• Data drawn from a collection:
+ + + + + + +

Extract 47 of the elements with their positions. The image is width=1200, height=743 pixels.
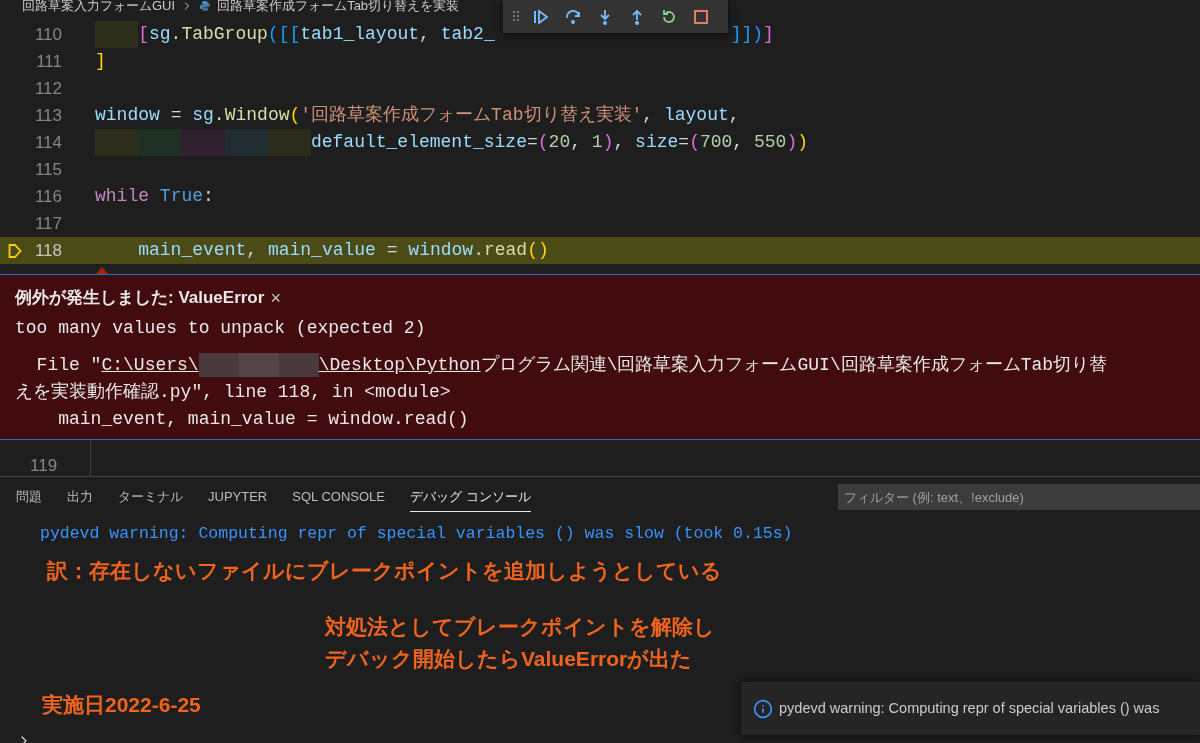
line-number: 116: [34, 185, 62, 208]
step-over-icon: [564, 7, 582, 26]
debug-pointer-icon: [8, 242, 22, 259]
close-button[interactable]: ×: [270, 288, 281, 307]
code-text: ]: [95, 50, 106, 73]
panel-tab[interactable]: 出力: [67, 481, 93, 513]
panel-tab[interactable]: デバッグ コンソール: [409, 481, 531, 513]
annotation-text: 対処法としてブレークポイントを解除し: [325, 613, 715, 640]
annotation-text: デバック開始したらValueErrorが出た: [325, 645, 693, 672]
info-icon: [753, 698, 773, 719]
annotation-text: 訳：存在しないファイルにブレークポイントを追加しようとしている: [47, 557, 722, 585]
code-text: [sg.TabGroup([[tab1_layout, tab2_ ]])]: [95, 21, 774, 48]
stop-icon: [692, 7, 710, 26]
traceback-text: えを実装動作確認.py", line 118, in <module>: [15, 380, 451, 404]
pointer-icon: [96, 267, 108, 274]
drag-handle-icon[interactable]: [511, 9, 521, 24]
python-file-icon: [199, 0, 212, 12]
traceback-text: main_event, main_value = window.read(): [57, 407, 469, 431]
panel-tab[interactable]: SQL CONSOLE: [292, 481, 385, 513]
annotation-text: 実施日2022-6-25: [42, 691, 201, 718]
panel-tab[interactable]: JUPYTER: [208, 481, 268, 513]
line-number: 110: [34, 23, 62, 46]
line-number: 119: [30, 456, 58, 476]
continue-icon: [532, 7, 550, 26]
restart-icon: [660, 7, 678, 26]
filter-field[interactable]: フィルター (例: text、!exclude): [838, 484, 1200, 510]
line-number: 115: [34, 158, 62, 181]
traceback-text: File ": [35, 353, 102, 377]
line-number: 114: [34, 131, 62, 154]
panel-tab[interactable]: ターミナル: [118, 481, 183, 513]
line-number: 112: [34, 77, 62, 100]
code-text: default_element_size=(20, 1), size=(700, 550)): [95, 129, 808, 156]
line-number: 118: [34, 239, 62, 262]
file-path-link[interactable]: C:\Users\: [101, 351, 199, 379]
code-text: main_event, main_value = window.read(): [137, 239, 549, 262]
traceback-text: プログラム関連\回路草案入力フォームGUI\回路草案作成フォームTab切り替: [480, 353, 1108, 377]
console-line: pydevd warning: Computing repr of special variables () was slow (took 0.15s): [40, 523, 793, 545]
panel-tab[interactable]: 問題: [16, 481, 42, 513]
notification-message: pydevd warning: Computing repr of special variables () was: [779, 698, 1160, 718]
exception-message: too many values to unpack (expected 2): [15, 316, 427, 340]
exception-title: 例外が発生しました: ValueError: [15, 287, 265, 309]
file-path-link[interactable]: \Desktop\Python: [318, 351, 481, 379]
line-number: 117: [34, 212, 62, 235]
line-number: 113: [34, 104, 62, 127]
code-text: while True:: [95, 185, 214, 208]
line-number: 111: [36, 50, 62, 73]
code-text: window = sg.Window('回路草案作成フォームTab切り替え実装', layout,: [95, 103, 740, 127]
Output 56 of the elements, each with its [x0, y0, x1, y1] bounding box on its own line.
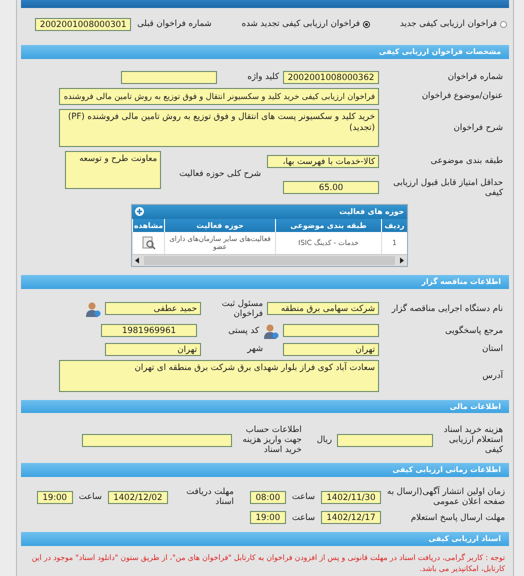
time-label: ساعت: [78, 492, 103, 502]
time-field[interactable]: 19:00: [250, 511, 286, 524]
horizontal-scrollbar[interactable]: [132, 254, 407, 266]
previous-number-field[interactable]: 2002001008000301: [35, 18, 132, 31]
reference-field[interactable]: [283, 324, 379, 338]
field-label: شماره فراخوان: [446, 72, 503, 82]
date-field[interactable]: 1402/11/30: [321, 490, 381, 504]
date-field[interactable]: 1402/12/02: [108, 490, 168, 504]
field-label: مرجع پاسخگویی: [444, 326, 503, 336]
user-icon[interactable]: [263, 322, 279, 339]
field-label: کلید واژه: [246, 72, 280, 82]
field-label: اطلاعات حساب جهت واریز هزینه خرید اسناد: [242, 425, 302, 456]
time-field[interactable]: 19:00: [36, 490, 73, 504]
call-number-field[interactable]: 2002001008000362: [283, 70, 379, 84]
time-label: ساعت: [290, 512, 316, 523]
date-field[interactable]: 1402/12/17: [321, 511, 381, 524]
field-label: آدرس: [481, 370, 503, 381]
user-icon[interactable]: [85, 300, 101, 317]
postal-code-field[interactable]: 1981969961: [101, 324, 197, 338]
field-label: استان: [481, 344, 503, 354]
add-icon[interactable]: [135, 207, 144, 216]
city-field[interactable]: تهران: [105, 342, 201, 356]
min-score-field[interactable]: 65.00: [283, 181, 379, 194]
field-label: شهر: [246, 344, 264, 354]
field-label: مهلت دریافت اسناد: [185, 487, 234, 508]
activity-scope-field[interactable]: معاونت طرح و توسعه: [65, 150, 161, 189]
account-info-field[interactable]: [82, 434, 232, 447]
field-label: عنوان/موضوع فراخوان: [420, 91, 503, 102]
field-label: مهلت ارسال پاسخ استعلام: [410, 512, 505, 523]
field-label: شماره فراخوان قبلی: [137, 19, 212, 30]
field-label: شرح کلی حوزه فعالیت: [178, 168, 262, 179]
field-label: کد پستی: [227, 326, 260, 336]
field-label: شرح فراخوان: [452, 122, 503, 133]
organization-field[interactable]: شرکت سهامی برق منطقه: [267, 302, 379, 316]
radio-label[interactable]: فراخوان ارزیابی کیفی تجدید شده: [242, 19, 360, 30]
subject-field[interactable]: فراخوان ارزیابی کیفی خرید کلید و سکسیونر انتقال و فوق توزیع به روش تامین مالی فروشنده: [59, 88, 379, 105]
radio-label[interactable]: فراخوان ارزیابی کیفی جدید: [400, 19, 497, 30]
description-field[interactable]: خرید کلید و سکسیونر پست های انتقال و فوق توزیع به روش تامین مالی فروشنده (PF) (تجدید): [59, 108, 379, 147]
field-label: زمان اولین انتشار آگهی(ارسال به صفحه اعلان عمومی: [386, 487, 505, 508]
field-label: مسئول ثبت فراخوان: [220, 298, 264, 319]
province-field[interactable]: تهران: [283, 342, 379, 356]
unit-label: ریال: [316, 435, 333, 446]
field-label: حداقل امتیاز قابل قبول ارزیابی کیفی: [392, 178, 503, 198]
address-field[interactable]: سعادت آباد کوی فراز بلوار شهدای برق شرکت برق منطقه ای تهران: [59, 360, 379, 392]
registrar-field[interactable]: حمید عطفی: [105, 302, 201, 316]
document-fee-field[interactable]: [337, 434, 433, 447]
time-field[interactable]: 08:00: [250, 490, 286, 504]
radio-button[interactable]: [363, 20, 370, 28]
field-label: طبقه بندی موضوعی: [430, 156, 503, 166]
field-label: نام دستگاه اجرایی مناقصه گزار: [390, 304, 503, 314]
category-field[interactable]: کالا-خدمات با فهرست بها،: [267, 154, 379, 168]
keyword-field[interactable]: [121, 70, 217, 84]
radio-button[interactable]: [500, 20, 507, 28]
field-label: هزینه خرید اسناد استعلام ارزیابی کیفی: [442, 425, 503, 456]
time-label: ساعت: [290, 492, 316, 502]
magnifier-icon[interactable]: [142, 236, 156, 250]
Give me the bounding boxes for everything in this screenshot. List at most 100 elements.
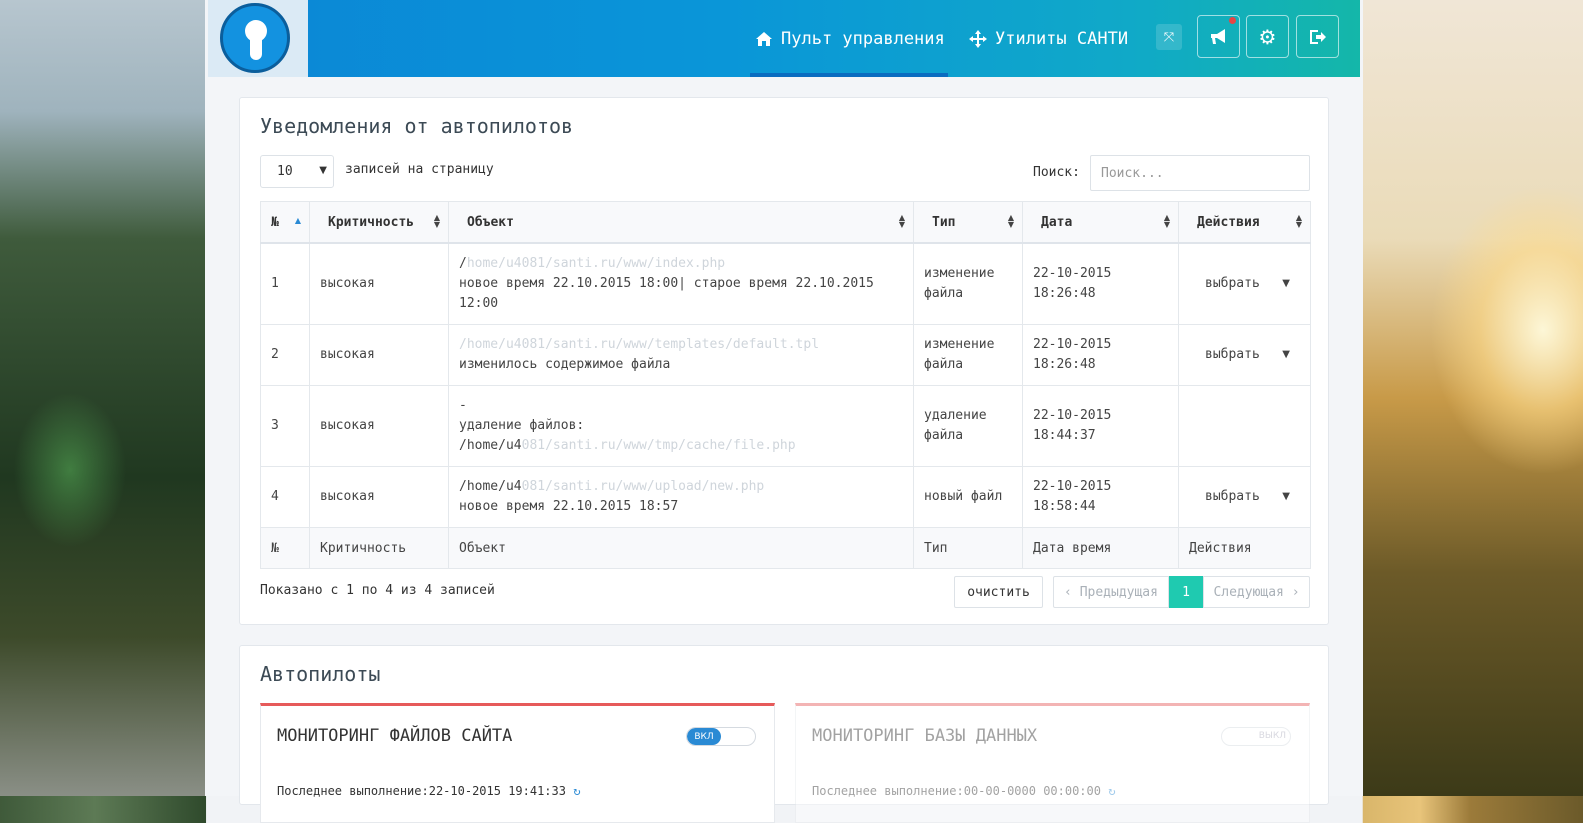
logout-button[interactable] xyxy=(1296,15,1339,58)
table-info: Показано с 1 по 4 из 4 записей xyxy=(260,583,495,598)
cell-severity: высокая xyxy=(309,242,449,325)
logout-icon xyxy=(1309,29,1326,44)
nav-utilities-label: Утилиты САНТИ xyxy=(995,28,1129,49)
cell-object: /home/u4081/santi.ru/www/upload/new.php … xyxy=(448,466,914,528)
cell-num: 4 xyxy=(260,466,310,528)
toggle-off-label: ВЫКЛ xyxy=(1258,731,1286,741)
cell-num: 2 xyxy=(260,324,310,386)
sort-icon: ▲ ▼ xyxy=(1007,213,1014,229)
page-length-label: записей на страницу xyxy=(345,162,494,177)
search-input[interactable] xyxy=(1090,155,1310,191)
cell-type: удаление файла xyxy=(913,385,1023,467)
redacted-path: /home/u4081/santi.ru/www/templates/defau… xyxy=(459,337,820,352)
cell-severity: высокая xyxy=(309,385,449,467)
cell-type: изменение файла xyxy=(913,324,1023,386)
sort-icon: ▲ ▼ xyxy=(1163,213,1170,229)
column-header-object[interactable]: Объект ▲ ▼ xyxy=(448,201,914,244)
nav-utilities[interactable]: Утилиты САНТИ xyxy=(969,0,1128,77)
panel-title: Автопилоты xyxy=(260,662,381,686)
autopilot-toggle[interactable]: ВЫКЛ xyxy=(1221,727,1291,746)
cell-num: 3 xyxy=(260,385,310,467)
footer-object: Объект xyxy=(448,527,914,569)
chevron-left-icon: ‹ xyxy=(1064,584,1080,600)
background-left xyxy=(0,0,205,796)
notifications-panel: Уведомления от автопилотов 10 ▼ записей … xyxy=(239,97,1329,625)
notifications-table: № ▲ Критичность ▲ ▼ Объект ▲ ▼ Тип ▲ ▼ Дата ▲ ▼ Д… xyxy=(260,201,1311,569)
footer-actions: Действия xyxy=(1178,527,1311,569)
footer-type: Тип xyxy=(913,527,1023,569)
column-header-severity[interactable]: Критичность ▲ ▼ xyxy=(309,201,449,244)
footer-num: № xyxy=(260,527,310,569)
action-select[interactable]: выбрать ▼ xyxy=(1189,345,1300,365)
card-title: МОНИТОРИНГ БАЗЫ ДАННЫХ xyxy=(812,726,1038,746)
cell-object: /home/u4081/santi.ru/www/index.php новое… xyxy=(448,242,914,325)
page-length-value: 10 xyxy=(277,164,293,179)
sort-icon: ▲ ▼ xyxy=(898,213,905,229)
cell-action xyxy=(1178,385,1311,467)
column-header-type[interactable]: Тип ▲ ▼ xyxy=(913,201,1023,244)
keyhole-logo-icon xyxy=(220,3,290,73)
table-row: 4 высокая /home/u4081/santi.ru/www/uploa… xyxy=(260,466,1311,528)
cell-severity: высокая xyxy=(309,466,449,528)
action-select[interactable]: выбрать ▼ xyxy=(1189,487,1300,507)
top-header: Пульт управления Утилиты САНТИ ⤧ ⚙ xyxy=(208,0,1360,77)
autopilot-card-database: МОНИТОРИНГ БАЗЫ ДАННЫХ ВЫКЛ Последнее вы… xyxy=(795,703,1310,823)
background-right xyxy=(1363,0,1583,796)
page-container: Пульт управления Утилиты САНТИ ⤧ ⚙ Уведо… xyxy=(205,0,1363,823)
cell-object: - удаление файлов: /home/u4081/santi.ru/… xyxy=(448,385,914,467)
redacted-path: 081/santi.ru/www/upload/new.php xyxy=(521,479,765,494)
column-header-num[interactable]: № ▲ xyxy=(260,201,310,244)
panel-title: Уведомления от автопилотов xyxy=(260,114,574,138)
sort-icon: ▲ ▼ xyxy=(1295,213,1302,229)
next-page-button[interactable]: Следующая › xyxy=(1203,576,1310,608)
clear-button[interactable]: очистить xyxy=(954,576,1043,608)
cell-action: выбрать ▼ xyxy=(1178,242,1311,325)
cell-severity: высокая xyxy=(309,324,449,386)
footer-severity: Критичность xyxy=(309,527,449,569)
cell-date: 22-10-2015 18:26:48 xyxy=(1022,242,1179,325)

+ + + + + + +

• TASK PROMPT: Echo the material starting at the line containing "time-label: ساعت: [78, 492, 103, 502]" and ending after the line containing "field-label: کلید واژه: [246, 72, 280, 82]", reproducing each line exactly.

• TASK ANSWER:
time-label: ساعت: [78, 492, 103, 502]
time-field[interactable]: 19:00: [250, 511, 286, 524]
horizontal-scrollbar[interactable]: [132, 254, 407, 266]
previous-number-field[interactable]: 2002001008000301: [35, 18, 132, 31]
reference-field[interactable]: [283, 324, 379, 338]
field-label: شماره فراخوان: [446, 72, 503, 82]
date-field[interactable]: 1402/11/30: [321, 490, 381, 504]
date-field[interactable]: 1402/12/02: [108, 490, 168, 504]
field-label: مرجع پاسخگویی: [444, 326, 503, 336]
user-icon[interactable]: [263, 322, 279, 339]
field-label: کلید واژه: [246, 72, 280, 82]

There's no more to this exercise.